◆ INSTRUCTIONS FOR THE TASK ◆
Can you transcribe the data exactly? Leave the pictures out.

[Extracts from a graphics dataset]
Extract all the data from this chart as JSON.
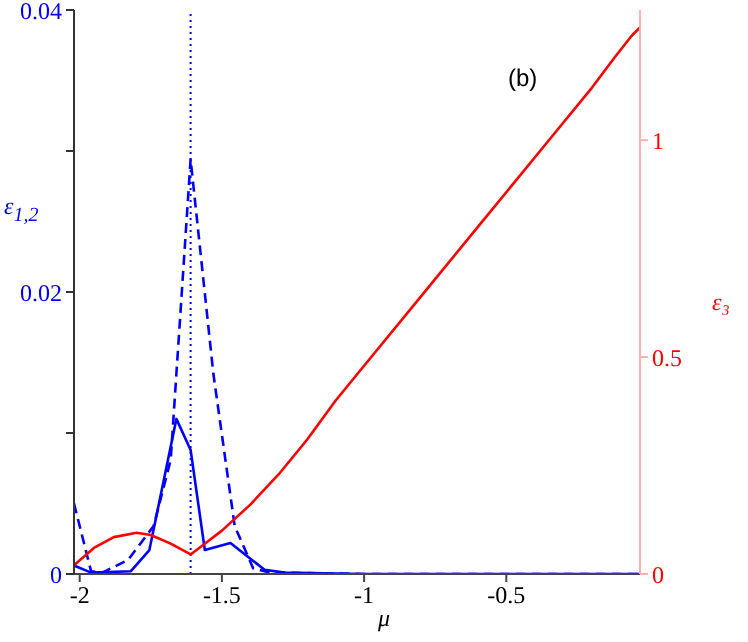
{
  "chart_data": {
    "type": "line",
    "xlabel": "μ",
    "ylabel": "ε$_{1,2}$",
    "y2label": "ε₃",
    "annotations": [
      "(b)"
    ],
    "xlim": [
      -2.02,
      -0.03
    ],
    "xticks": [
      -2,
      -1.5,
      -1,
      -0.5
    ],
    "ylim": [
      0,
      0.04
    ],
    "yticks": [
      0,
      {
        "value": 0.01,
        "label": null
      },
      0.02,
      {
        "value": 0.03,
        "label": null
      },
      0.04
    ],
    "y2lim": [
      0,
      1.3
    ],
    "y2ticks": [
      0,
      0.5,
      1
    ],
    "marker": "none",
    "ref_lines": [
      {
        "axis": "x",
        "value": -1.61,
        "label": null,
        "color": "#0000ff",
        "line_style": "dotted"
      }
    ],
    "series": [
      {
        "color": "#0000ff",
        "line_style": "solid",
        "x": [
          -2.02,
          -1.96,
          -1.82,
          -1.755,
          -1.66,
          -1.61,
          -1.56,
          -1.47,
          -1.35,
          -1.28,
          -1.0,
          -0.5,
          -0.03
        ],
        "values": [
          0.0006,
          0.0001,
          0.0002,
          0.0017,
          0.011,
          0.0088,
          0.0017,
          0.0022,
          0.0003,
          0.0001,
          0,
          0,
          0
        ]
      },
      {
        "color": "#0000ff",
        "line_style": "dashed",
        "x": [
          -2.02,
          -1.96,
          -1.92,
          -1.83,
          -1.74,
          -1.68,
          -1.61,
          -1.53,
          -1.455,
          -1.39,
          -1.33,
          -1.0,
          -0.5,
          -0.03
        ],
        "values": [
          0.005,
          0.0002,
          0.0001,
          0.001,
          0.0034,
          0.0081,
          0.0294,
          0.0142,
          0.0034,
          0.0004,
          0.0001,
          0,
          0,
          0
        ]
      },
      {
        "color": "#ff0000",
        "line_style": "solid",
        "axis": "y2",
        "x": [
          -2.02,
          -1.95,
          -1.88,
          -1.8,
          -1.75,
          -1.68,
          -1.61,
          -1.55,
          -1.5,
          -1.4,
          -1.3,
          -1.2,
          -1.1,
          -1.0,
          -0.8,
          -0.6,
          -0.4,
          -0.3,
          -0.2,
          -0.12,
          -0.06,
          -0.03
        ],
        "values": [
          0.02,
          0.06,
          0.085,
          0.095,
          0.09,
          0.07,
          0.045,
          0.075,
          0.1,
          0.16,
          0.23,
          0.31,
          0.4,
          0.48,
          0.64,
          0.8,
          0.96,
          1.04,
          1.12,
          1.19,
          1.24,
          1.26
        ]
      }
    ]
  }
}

◆ THE COMPLETED TASK ◆
Extract all the data from this chart as JSON.
{
  "chart_data": {
    "type": "line",
    "xlabel": "μ",
    "ylabel": "ε$_{1,2}$",
    "y2label": "ε₃",
    "annotations": [
      "(b)"
    ],
    "xlim": [
      -2.02,
      -0.03
    ],
    "xticks": [
      -2,
      -1.5,
      -1,
      -0.5
    ],
    "ylim": [
      0,
      0.04
    ],
    "yticks": [
      0,
      {
        "value": 0.01,
        "label": null
      },
      0.02,
      {
        "value": 0.03,
        "label": null
      },
      0.04
    ],
    "y2lim": [
      0,
      1.3
    ],
    "y2ticks": [
      0,
      0.5,
      1
    ],
    "marker": "none",
    "ref_lines": [
      {
        "axis": "x",
        "value": -1.61,
        "label": null,
        "color": "#0000ff",
        "line_style": "dotted"
      }
    ],
    "series": [
      {
        "color": "#0000ff",
        "line_style": "solid",
        "x": [
          -2.02,
          -1.96,
          -1.82,
          -1.755,
          -1.66,
          -1.61,
          -1.56,
          -1.47,
          -1.35,
          -1.28,
          -1.0,
          -0.5,
          -0.03
        ],
        "values": [
          0.0006,
          0.0001,
          0.0002,
          0.0017,
          0.011,
          0.0088,
          0.0017,
          0.0022,
          0.0003,
          0.0001,
          0,
          0,
          0
        ]
      },
      {
        "color": "#0000ff",
        "line_style": "dashed",
        "x": [
          -2.02,
          -1.96,
          -1.92,
          -1.83,
          -1.74,
          -1.68,
          -1.61,
          -1.53,
          -1.455,
          -1.39,
          -1.33,
          -1.0,
          -0.5,
          -0.03
        ],
        "values": [
          0.005,
          0.0002,
          0.0001,
          0.001,
          0.0034,
          0.0081,
          0.0294,
          0.0142,
          0.0034,
          0.0004,
          0.0001,
          0,
          0,
          0
        ]
      },
      {
        "color": "#ff0000",
        "line_style": "solid",
        "axis": "y2",
        "x": [
          -2.02,
          -1.95,
          -1.88,
          -1.8,
          -1.75,
          -1.68,
          -1.61,
          -1.55,
          -1.5,
          -1.4,
          -1.3,
          -1.2,
          -1.1,
          -1.0,
          -0.8,
          -0.6,
          -0.4,
          -0.3,
          -0.2,
          -0.12,
          -0.06,
          -0.03
        ],
        "values": [
          0.02,
          0.06,
          0.085,
          0.095,
          0.09,
          0.07,
          0.045,
          0.075,
          0.1,
          0.16,
          0.23,
          0.31,
          0.4,
          0.48,
          0.64,
          0.8,
          0.96,
          1.04,
          1.12,
          1.19,
          1.24,
          1.26
        ]
      }
    ]
  }
}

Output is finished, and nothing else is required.